▶ **Short exercise**: Quote the full listing word for word.
____ Data in this exercise
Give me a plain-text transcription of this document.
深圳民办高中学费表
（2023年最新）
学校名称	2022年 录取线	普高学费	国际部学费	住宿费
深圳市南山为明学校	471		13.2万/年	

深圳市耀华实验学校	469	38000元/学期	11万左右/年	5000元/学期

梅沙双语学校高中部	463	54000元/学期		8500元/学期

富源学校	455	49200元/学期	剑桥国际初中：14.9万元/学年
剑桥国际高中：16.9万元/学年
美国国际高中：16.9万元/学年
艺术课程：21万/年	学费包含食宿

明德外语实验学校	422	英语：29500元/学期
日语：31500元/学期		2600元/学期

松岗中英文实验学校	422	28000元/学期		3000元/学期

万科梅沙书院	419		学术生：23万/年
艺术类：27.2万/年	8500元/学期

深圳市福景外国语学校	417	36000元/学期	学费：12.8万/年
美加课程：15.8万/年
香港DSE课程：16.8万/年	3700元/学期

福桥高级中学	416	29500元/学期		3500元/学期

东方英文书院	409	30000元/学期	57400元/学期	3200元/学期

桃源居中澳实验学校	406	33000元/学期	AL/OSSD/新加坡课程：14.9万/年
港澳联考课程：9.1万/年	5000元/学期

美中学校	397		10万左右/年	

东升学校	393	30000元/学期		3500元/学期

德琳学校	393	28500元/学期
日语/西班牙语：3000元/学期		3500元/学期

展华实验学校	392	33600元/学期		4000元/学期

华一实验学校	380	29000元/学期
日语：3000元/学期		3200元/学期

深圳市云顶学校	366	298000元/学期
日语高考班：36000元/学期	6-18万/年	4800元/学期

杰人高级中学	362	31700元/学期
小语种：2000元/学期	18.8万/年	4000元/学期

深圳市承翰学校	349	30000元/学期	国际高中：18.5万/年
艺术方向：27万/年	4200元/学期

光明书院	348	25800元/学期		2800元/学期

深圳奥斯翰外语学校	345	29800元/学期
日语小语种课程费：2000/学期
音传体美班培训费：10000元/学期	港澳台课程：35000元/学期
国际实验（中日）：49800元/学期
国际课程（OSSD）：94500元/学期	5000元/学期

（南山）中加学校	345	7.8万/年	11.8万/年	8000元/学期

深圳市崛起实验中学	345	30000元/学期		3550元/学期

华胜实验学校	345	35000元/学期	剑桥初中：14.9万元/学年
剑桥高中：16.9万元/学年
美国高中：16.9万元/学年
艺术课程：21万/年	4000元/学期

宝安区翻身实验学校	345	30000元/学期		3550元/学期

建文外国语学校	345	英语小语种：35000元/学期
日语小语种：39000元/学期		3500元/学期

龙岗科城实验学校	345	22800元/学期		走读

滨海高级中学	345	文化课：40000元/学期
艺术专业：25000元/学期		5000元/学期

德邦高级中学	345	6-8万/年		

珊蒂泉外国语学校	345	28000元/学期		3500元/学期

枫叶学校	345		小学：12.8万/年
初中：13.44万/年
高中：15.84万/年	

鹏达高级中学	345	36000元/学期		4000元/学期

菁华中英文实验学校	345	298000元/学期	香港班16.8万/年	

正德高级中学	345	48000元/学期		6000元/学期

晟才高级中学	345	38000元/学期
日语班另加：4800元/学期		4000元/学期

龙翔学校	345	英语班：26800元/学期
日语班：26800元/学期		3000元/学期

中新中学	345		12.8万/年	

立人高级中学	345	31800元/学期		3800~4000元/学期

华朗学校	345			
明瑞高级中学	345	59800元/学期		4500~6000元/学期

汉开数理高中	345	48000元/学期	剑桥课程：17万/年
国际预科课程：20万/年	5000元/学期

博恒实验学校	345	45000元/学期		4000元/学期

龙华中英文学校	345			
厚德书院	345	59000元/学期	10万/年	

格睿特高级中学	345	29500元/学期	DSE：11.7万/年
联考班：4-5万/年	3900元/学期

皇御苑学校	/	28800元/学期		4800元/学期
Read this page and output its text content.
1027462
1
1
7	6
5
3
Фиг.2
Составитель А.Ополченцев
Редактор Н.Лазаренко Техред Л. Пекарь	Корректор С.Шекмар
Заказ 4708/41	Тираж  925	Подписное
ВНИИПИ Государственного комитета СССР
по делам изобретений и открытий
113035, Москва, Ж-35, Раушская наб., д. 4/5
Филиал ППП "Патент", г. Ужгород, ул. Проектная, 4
________
▶ **Answer for this exercise**:
Give me a plain-text transcription of this document.
深圳民办高中学费表
（2023年最新）
学校名称	2022年 录取线	普高学费	国际部学费	住宿费
深圳市南山为明学校	471		13.2万/年	

深圳市耀华实验学校	469	38000元/学期	11万左右/年	5000元/学期

梅沙双语学校高中部	463	54000元/学期		8500元/学期

富源学校	455	49200元/学期	剑桥国际初中：14.9万元/学年
剑桥国际高中：16.9万元/学年
美国国际高中：16.9万元/学年
艺术课程：21万/年	学费包含食宿

明德外语实验学校	422	英语：29500元/学期
日语：31500元/学期		2600元/学期

松岗中英文实验学校	422	28000元/学期		3000元/学期

万科梅沙书院	419		学术生：23万/年
艺术类：27.2万/年	8500元/学期

深圳市福景外国语学校	417	36000元/学期	学费：12.8万/年
美加课程：15.8万/年
香港DSE课程：16.8万/年	3700元/学期

福桥高级中学	416	29500元/学期		3500元/学期

东方英文书院	409	30000元/学期	57400元/学期	3200元/学期

桃源居中澳实验学校	406	33000元/学期	AL/OSSD/新加坡课程：14.9万/年
港澳联考课程：9.1万/年	5000元/学期

美中学校	397		10万左右/年	

东升学校	393	30000元/学期		3500元/学期

德琳学校	393	28500元/学期
日语/西班牙语：3000元/学期		3500元/学期

展华实验学校	392	33600元/学期		4000元/学期

华一实验学校	380	29000元/学期
日语：3000元/学期		3200元/学期

深圳市云顶学校	366	298000元/学期
日语高考班：36000元/学期	6-18万/年	4800元/学期

杰人高级中学	362	31700元/学期
小语种：2000元/学期	18.8万/年	4000元/学期

深圳市承翰学校	349	30000元/学期	国际高中：18.5万/年
艺术方向：27万/年	4200元/学期

光明书院	348	25800元/学期		2800元/学期

深圳奥斯翰外语学校	345	29800元/学期
日语小语种课程费：2000/学期
音传体美班培训费：10000元/学期	港澳台课程：35000元/学期
国际实验（中日）：49800元/学期
国际课程（OSSD）：94500元/学期	5000元/学期

（南山）中加学校	345	7.8万/年	11.8万/年	8000元/学期

深圳市崛起实验中学	345	30000元/学期		3550元/学期

华胜实验学校	345	35000元/学期	剑桥初中：14.9万元/学年
剑桥高中：16.9万元/学年
美国高中：16.9万元/学年
艺术课程：21万/年	4000元/学期

宝安区翻身实验学校	345	30000元/学期		3550元/学期

建文外国语学校	345	英语小语种：35000元/学期
日语小语种：39000元/学期		3500元/学期

龙岗科城实验学校	345	22800元/学期		走读

滨海高级中学	345	文化课：40000元/学期
艺术专业：25000元/学期		5000元/学期

德邦高级中学	345	6-8万/年		

珊蒂泉外国语学校	345	28000元/学期		3500元/学期

枫叶学校	345		小学：12.8万/年
初中：13.44万/年
高中：15.84万/年	

鹏达高级中学	345	36000元/学期		4000元/学期

菁华中英文实验学校	345	298000元/学期	香港班16.8万/年	

正德高级中学	345	48000元/学期		6000元/学期

晟才高级中学	345	38000元/学期
日语班另加：4800元/学期		4000元/学期

龙翔学校	345	英语班：26800元/学期
日语班：26800元/学期		3000元/学期

中新中学	345		12.8万/年	

立人高级中学	345	31800元/学期		3800~4000元/学期

华朗学校	345			
明瑞高级中学	345	59800元/学期		4500~6000元/学期

汉开数理高中	345	48000元/学期	剑桥课程：17万/年
国际预科课程：20万/年	5000元/学期

博恒实验学校	345	45000元/学期		4000元/学期

龙华中英文学校	345			
厚德书院	345	59000元/学期	10万/年	

格睿特高级中学	345	29500元/学期	DSE：11.7万/年
联考班：4-5万/年	3900元/学期

皇御苑学校	/	28800元/学期		4800元/学期
Read this page and output its text content.
1027462
1
1
7	6
5
3
Фиг.2
Составитель А.Ополченцев
Редактор Н.Лазаренко Техред Л. Пекарь	Корректор С.Шекмар
Заказ 4708/41	Тираж  925	Подписное
ВНИИПИ Государственного комитета СССР
по делам изобретений и открытий
113035, Москва, Ж-35, Раушская наб., д. 4/5
Филиал ППП "Патент", г. Ужгород, ул. Проектная, 4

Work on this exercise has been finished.